(Stored records)
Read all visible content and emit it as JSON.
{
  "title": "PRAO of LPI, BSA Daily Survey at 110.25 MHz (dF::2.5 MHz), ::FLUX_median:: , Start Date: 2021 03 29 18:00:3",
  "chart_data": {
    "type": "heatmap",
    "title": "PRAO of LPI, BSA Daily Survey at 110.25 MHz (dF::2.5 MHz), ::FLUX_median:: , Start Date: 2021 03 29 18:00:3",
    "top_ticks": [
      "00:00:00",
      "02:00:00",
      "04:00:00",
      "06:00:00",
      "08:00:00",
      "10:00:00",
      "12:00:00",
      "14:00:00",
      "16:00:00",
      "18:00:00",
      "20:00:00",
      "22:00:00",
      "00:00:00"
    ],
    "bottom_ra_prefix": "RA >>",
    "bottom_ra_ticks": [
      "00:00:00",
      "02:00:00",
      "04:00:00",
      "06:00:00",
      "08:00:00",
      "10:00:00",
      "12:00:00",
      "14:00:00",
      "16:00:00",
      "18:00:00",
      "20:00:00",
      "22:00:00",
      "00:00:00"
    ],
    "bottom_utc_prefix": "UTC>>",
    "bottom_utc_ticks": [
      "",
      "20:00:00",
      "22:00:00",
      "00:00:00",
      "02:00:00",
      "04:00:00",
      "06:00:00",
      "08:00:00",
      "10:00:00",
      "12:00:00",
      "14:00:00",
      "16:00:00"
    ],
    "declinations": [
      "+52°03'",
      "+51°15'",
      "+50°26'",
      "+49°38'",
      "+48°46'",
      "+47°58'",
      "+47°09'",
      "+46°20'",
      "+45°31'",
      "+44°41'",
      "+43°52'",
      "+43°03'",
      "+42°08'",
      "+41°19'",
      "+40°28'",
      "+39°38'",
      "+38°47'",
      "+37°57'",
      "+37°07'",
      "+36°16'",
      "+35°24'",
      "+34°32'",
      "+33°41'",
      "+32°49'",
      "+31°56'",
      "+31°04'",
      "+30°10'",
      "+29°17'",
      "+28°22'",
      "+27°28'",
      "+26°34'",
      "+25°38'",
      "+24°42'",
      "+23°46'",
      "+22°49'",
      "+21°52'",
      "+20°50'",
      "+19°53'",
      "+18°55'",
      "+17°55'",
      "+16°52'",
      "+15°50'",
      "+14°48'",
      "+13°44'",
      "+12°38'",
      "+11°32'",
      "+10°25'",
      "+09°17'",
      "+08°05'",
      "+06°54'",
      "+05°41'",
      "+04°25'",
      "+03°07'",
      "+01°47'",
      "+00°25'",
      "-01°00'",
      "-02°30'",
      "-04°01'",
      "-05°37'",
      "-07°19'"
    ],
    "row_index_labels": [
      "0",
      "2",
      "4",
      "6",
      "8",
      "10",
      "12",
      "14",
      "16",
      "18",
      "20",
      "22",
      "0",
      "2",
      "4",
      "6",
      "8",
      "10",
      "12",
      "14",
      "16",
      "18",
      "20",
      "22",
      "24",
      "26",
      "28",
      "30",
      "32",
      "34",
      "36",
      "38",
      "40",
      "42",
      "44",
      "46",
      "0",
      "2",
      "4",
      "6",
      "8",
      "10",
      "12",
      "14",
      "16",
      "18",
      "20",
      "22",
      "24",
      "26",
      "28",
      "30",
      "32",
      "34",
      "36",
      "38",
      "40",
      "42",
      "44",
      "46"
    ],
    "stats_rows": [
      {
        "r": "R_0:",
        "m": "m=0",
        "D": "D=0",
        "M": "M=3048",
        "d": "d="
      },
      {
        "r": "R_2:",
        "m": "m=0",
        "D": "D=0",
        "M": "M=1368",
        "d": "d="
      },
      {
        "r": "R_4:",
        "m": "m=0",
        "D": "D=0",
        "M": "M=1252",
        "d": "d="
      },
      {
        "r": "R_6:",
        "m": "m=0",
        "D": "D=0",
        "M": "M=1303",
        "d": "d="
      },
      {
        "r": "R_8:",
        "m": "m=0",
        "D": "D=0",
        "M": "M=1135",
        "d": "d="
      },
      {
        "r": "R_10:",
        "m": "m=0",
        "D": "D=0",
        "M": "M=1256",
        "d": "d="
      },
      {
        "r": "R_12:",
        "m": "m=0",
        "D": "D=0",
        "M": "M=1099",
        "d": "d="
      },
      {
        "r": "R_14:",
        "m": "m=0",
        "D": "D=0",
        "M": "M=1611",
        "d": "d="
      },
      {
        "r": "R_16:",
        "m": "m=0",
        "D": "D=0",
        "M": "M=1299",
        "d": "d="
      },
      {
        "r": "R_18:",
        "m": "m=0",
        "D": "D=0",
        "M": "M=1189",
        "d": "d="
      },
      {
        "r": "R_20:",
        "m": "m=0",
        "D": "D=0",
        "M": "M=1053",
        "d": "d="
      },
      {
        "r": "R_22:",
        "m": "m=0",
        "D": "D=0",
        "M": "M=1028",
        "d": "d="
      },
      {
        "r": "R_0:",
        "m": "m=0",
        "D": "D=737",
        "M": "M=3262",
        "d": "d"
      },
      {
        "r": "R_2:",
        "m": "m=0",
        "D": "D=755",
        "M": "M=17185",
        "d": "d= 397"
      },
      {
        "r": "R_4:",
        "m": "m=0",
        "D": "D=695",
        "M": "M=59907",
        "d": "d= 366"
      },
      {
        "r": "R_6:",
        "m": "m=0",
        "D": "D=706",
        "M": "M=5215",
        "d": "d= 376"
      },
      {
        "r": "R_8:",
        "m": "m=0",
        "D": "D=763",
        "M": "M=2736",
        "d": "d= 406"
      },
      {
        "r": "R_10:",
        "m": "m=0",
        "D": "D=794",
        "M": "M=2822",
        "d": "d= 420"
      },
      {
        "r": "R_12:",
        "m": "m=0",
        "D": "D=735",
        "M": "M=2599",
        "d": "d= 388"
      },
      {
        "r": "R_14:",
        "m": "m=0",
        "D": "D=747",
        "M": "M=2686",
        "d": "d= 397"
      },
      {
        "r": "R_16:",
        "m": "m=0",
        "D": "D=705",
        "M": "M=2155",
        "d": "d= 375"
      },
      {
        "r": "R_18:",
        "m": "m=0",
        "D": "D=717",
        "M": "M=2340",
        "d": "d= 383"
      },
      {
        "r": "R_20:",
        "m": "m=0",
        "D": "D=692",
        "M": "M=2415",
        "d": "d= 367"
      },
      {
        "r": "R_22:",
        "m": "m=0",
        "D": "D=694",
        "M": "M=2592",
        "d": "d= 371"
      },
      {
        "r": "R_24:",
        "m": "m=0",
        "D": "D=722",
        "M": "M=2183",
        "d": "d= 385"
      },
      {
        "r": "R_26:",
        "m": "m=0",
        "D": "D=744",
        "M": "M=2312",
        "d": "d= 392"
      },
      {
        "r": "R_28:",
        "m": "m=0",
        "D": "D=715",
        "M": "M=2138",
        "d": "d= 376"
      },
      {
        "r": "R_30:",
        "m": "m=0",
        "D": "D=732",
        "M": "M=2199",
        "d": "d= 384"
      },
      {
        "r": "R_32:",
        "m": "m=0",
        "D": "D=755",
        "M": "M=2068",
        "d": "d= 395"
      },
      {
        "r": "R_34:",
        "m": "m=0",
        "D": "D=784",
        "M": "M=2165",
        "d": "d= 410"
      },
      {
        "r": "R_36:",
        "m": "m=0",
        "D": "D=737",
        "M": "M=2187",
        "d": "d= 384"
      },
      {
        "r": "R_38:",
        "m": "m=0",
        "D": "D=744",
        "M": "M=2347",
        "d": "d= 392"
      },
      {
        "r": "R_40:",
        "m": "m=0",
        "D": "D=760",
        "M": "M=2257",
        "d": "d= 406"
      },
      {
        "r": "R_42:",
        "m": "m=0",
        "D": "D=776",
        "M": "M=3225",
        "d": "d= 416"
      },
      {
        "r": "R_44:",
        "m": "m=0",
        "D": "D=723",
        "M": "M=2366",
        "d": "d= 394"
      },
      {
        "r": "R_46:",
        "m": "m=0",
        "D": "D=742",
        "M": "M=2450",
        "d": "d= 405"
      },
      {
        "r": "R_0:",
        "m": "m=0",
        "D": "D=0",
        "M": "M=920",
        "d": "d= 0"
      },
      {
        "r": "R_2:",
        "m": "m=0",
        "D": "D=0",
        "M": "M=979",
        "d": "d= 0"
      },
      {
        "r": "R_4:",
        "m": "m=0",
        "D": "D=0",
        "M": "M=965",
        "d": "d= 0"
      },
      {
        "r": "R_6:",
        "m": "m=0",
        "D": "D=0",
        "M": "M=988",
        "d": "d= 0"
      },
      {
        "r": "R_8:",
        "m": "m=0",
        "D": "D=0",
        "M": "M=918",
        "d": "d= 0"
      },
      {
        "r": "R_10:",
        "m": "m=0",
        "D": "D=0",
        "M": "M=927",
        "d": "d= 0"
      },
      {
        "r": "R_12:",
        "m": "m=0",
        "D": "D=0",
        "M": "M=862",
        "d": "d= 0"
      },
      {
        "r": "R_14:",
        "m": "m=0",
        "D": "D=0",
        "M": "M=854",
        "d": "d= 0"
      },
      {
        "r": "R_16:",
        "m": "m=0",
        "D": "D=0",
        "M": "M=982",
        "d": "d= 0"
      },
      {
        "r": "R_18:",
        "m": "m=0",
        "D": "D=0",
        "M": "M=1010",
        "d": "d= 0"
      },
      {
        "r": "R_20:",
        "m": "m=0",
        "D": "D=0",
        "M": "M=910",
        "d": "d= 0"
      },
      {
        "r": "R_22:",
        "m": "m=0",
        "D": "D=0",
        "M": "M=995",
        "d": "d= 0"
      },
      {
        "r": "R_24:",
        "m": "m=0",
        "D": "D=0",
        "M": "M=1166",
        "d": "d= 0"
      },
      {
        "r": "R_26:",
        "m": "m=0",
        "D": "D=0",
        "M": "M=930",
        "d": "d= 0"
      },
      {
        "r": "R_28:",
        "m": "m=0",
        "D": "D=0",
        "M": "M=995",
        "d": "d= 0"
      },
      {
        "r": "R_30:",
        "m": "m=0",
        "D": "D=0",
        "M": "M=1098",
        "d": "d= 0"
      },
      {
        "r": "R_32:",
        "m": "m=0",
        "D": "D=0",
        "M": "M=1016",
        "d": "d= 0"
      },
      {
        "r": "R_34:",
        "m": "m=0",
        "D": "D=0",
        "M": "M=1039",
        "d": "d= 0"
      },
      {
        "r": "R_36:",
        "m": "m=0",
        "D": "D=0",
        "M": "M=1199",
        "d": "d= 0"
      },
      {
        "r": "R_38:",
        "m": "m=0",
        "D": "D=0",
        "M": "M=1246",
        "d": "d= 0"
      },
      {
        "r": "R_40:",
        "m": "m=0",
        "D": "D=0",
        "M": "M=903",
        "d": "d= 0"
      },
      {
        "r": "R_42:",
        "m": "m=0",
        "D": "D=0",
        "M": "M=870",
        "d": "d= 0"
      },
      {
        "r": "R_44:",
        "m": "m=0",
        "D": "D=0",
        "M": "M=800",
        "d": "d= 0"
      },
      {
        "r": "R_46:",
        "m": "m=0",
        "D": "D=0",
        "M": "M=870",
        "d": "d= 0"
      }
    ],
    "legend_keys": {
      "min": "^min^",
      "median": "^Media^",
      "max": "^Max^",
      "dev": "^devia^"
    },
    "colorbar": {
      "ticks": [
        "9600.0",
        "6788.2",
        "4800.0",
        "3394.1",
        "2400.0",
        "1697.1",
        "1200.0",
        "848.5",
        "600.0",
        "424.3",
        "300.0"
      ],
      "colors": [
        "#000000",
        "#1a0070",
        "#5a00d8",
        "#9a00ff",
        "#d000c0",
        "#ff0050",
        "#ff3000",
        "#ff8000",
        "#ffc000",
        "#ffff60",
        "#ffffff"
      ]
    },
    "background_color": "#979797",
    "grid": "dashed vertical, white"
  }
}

### Given instruction
Within the listing, how many lines hold the word "PRAO"? Only the number is to be given.

### Response to this task
2